Begin Input

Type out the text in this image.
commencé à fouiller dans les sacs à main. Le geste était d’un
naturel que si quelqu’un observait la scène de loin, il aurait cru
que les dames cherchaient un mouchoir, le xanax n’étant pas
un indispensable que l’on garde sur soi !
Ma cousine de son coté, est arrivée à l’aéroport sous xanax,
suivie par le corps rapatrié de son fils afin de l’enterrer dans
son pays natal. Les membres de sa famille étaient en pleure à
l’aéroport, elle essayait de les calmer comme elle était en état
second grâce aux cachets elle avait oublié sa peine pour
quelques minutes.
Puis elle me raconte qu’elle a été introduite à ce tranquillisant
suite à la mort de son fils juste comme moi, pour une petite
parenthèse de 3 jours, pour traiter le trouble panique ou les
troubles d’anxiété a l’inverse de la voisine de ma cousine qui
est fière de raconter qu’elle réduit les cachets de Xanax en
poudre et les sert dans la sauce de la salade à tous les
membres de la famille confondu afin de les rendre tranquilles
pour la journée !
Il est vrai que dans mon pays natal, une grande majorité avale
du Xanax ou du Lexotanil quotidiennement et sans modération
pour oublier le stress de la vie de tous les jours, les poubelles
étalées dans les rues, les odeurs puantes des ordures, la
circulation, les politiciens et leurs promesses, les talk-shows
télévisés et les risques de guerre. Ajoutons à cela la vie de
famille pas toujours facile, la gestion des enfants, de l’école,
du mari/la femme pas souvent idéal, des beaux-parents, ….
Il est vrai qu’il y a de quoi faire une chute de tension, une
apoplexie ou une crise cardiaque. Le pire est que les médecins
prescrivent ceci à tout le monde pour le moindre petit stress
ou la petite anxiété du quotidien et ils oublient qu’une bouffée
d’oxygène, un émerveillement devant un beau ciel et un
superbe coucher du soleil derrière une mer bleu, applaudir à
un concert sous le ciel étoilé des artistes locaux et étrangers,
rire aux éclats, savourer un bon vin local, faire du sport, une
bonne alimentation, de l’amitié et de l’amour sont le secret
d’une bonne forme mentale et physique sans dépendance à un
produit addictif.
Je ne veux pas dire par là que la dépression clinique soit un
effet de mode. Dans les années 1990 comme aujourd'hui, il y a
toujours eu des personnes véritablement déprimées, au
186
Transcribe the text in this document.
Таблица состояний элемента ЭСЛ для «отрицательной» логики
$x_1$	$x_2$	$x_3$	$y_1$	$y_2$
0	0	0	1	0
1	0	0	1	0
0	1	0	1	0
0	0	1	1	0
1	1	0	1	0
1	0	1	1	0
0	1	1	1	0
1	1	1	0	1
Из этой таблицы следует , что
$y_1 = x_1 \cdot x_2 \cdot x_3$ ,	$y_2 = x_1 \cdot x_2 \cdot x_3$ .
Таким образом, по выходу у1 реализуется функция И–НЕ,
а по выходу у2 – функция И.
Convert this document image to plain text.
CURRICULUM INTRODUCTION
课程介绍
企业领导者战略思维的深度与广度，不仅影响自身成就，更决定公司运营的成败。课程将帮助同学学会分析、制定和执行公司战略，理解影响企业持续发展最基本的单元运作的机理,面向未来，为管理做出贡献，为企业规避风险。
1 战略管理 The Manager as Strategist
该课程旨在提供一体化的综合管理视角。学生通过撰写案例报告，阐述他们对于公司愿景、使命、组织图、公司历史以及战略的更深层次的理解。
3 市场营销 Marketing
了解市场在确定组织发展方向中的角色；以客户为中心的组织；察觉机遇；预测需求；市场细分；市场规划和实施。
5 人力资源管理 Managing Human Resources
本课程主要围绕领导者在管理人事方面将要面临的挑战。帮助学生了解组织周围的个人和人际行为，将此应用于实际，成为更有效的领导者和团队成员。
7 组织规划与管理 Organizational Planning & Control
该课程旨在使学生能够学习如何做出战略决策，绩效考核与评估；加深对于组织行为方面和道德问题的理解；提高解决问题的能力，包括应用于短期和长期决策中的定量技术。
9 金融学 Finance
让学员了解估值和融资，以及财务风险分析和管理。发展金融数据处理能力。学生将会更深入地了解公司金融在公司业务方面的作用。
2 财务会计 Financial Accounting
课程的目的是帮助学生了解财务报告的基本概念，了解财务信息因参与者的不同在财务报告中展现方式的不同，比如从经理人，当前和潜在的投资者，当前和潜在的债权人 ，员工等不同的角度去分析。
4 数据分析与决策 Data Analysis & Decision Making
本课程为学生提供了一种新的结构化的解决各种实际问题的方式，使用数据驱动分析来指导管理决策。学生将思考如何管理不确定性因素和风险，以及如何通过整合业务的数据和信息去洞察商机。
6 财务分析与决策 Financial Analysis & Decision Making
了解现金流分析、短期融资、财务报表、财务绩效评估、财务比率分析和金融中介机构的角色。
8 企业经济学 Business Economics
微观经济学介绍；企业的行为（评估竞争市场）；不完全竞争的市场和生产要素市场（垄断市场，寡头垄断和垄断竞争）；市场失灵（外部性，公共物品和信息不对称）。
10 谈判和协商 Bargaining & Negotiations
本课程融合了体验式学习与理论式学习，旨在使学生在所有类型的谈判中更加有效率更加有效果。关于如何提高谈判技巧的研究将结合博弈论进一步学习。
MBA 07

End Input

Copy whichever lines in the listing above contain the word "sans".

**Task output**
du Xanax ou du Lexotanil quotidiennement et sans modération
d’une bonne forme mentale et physique sans dépendance à un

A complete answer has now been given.